(Set exercise)
Check every line of the entries below for the word "Antenna", and copy the ones that have it.

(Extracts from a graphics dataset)
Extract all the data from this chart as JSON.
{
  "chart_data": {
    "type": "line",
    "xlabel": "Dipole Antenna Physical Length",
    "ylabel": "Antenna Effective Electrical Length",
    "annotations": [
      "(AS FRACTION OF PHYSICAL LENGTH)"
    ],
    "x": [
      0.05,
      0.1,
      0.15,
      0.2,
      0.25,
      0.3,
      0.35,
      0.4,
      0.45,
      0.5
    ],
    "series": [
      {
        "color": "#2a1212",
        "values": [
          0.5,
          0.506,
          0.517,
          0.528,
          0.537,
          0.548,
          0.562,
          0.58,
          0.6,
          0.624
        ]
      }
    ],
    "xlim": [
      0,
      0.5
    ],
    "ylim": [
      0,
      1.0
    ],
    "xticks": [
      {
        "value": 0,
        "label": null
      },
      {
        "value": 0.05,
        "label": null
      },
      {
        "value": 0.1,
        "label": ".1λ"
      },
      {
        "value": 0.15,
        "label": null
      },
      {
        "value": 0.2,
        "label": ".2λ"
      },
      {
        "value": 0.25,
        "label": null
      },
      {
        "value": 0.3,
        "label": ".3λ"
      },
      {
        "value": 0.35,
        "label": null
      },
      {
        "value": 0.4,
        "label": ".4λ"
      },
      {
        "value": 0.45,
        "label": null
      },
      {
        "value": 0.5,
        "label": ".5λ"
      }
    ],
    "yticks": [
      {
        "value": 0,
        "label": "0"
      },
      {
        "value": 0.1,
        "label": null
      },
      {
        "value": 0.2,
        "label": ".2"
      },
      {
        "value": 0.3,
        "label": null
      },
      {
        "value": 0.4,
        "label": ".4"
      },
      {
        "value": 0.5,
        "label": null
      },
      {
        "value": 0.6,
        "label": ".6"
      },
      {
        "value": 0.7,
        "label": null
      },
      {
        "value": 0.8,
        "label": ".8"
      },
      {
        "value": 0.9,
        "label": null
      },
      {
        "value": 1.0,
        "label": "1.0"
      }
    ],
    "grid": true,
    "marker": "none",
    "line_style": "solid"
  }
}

(Final result)
    "xlabel": "Dipole Antenna Physical Length",
    "ylabel": "Antenna Effective Electrical Length",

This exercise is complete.